PROBLEM STATEMENT
Scan the material for the word "true", and copy each line where it shows up.

PROVIDED INFORMATION
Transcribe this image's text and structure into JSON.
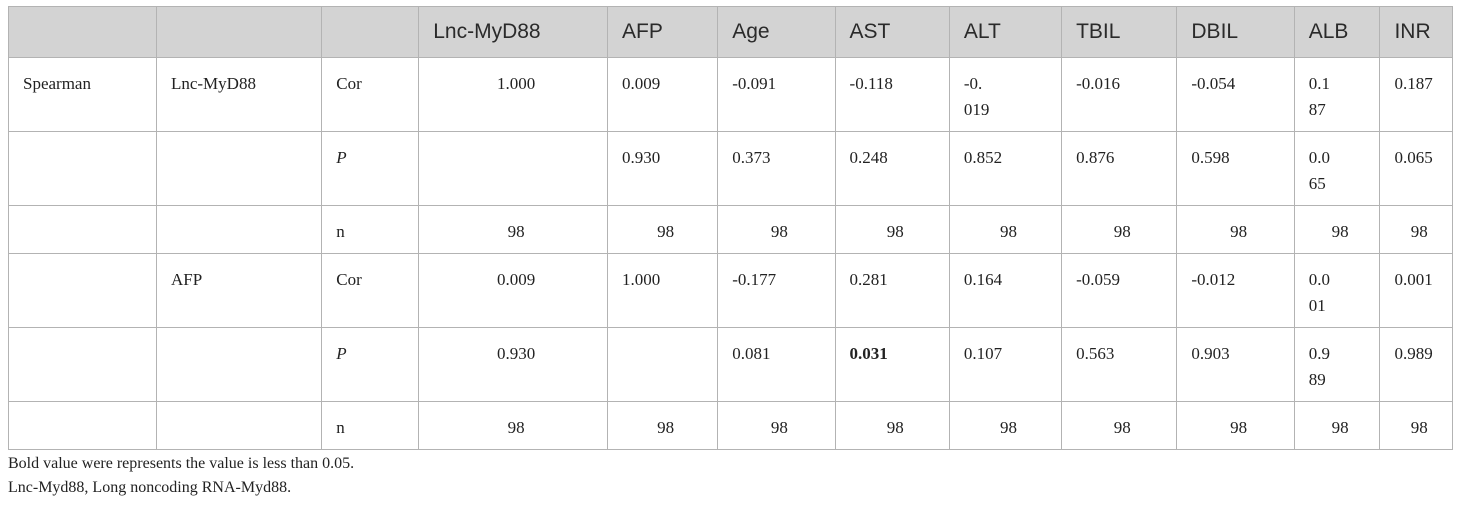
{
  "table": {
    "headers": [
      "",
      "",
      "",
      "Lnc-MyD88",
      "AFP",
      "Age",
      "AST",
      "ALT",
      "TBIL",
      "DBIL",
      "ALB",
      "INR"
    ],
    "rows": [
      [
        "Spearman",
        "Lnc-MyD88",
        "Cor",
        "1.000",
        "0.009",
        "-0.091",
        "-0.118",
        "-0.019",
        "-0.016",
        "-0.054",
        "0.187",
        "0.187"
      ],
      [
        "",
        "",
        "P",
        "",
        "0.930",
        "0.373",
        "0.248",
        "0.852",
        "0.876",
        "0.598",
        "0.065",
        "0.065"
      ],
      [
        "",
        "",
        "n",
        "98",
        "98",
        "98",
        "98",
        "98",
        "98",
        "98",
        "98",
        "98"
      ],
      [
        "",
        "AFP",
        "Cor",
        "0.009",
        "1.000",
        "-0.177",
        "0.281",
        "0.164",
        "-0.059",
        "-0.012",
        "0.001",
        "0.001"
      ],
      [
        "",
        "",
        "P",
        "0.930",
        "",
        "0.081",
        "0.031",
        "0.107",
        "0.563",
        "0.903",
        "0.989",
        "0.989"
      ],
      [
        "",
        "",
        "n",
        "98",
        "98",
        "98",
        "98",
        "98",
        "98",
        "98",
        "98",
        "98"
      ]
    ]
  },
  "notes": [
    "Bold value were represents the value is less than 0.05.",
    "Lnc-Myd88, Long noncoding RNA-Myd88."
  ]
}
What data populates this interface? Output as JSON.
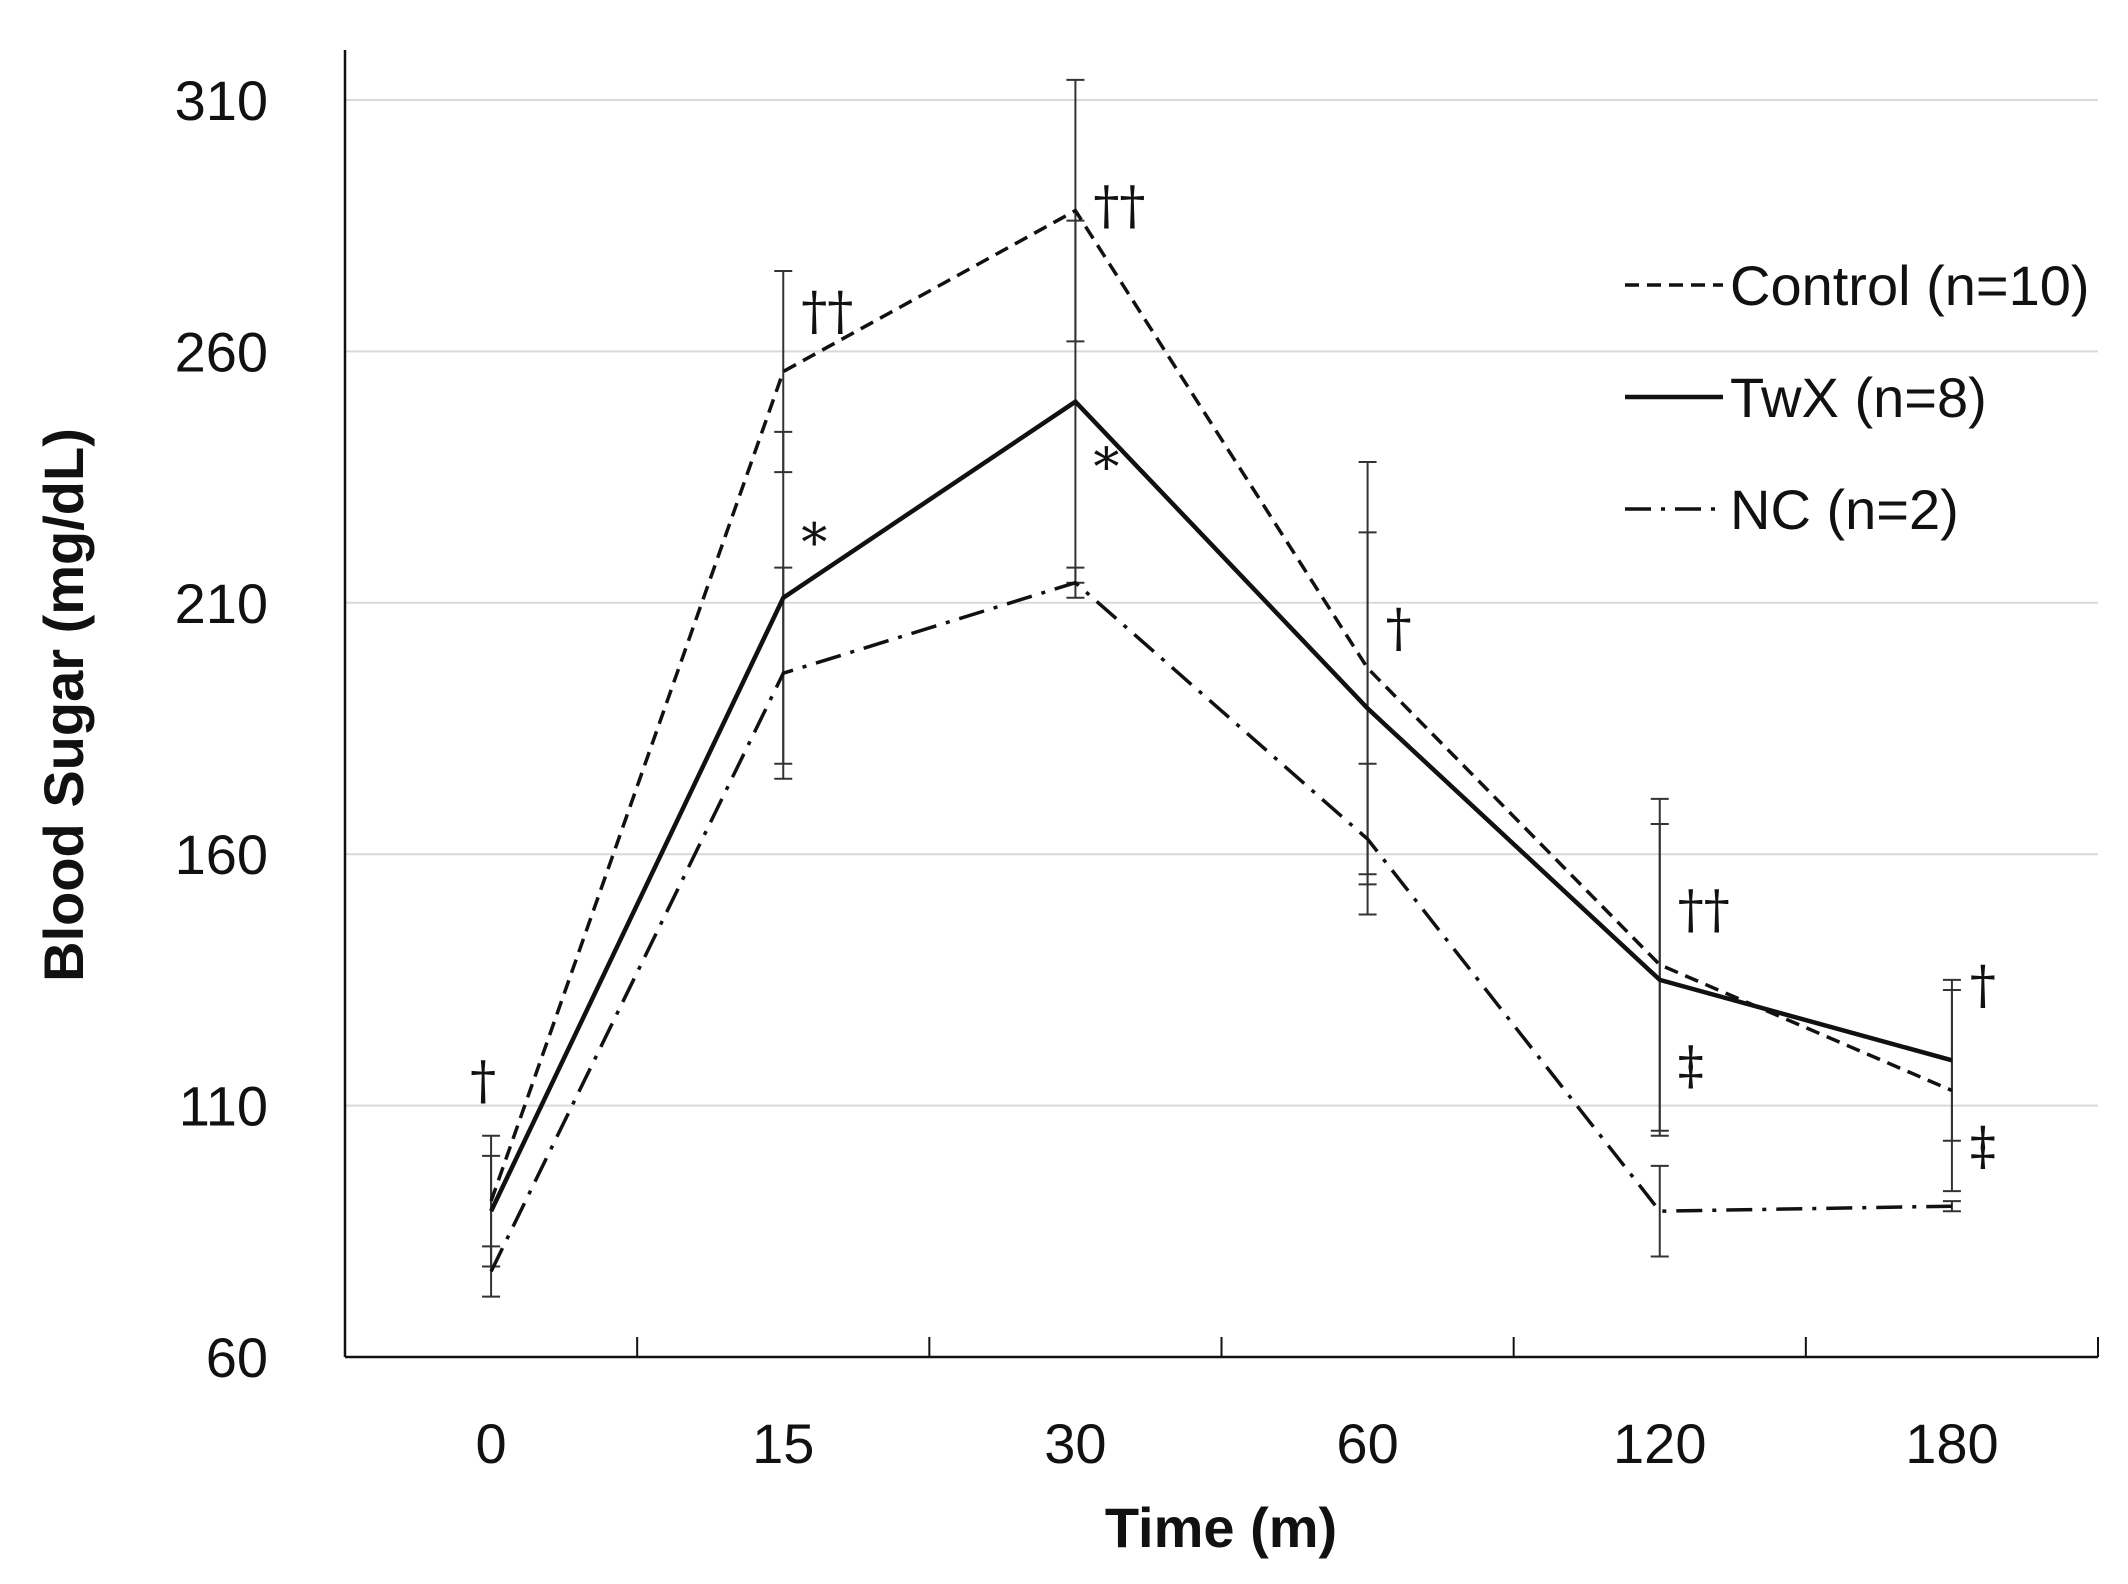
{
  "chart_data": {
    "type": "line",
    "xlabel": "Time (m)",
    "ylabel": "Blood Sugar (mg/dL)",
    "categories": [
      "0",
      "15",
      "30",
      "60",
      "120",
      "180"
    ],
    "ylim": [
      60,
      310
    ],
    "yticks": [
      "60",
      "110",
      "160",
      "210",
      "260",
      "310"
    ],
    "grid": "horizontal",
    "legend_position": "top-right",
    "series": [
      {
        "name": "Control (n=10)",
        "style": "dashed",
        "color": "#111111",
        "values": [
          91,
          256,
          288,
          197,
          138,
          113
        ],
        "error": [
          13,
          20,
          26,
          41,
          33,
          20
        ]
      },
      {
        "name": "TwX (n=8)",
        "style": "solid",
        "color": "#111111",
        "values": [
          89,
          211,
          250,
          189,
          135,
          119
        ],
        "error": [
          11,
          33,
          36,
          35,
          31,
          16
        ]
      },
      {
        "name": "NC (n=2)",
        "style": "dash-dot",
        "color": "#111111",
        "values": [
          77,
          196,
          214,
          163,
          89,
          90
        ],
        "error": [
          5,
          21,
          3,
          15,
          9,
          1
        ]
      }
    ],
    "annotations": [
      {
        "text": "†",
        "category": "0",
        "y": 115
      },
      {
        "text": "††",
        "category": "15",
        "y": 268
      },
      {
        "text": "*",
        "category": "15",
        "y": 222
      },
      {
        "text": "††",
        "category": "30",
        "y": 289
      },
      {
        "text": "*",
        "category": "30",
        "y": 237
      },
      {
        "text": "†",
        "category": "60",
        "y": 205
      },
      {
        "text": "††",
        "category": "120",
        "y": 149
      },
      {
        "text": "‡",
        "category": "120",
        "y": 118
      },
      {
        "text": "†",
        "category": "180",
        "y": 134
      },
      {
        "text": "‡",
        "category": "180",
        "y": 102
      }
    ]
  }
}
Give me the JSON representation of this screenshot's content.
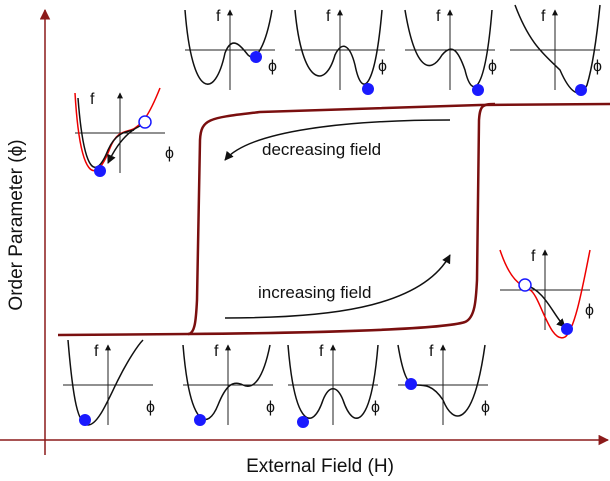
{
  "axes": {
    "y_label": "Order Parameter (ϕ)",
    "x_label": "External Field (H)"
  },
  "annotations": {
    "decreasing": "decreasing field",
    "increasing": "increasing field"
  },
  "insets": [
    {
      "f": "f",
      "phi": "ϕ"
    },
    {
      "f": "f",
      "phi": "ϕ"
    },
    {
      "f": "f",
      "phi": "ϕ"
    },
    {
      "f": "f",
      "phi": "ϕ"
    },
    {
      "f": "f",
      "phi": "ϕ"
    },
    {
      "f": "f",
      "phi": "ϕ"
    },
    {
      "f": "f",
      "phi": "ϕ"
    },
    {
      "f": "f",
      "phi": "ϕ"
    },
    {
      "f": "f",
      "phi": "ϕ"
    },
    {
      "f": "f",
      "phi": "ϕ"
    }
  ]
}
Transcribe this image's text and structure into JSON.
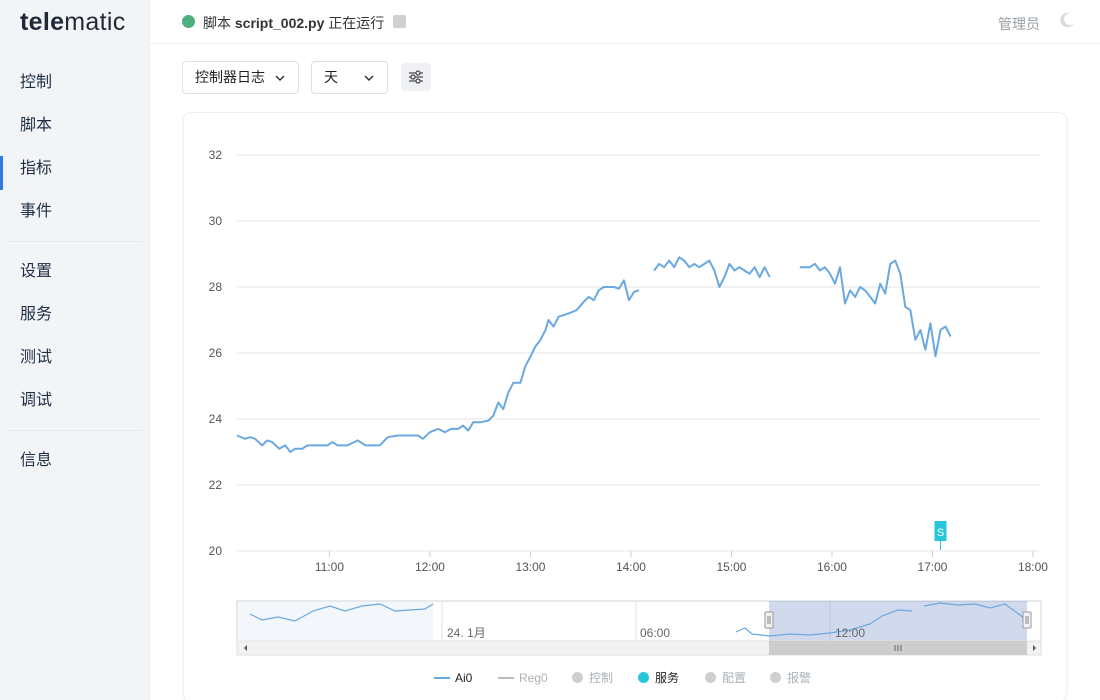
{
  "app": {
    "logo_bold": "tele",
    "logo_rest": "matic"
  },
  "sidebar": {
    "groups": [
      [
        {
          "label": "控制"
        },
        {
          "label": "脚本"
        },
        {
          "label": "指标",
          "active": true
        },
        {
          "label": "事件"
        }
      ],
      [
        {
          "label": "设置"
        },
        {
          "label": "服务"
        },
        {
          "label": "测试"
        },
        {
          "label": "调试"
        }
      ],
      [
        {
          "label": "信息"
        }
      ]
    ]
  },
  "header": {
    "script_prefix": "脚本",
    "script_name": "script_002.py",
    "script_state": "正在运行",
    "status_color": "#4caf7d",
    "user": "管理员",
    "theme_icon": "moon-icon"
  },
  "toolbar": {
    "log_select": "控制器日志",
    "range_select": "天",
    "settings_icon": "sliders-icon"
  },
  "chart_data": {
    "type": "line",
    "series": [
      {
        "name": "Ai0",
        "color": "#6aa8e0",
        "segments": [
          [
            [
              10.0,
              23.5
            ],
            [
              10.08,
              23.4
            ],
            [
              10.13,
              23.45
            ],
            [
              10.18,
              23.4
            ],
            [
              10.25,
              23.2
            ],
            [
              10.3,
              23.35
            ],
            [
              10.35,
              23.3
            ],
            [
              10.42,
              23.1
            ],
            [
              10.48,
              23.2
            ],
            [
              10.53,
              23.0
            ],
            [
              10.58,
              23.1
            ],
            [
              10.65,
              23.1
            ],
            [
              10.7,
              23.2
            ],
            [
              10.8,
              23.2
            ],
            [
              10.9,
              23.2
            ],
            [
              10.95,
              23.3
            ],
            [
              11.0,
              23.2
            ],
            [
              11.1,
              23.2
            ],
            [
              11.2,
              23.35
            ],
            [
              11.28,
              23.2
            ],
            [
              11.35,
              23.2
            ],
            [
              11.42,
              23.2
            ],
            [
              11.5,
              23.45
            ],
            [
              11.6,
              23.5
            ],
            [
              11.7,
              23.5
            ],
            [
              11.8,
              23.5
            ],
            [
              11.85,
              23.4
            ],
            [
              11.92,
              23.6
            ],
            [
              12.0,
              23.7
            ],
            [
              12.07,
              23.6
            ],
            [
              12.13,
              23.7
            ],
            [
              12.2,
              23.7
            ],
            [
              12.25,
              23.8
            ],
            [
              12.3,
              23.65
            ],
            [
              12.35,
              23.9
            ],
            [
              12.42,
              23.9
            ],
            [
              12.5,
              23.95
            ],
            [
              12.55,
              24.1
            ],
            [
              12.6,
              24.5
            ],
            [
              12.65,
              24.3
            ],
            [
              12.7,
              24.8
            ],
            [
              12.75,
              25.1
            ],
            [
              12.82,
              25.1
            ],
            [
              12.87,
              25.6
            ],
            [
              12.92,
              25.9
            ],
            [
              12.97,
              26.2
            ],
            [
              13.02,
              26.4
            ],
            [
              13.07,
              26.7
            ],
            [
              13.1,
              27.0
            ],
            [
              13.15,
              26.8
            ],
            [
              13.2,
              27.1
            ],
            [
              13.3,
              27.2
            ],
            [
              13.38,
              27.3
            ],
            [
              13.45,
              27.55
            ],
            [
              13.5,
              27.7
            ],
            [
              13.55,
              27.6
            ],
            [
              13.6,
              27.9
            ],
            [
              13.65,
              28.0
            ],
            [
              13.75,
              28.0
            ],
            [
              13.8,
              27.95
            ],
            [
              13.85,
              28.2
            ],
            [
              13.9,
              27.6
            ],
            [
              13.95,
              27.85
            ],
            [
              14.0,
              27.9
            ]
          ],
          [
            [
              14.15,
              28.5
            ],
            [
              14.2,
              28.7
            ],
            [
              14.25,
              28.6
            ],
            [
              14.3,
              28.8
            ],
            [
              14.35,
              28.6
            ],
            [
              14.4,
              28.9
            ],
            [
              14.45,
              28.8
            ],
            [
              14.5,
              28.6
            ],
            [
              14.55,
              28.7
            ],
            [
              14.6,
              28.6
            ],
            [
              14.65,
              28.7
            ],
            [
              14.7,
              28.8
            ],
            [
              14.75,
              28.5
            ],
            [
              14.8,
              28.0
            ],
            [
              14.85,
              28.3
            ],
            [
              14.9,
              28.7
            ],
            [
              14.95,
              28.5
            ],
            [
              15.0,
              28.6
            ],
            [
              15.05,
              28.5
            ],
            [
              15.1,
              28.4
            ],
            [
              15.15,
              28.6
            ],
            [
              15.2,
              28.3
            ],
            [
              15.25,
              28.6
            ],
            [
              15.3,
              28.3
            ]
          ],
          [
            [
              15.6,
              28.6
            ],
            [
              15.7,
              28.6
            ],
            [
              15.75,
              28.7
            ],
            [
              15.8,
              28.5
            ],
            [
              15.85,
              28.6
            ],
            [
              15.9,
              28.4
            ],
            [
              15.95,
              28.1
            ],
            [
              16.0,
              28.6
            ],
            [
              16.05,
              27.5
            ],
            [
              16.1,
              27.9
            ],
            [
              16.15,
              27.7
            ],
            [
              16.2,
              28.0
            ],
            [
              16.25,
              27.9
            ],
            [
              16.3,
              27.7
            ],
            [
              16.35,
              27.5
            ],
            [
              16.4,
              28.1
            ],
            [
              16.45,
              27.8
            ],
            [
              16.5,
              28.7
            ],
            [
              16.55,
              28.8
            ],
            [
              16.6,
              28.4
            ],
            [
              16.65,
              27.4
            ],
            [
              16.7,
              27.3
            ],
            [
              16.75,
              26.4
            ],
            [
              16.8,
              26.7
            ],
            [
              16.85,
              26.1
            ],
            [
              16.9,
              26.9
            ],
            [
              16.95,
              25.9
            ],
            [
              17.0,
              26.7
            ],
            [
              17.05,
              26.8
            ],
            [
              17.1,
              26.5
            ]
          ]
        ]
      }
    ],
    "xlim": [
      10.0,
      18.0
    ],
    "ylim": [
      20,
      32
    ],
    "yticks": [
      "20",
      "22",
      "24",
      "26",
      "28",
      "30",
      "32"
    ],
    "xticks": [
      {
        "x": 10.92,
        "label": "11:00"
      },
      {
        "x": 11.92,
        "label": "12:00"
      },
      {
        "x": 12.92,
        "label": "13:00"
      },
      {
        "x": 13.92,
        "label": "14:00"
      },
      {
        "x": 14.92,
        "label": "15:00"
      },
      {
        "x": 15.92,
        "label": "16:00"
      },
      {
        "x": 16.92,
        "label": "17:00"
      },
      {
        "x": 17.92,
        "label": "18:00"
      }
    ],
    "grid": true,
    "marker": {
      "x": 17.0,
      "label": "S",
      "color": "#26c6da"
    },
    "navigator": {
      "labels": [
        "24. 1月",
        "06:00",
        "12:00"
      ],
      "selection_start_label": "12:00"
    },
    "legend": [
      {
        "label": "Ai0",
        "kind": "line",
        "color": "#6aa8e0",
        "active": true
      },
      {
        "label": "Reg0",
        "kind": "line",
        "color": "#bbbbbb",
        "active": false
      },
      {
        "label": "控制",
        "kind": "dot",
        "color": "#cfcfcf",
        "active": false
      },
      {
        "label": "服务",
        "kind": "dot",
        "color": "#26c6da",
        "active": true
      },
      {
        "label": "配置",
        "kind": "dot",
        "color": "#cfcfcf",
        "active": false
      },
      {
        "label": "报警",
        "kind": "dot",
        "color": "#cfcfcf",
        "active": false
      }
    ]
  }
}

WRITTEN REPLY
          "active": true
    "grid": true,
        "active": true
        "active": true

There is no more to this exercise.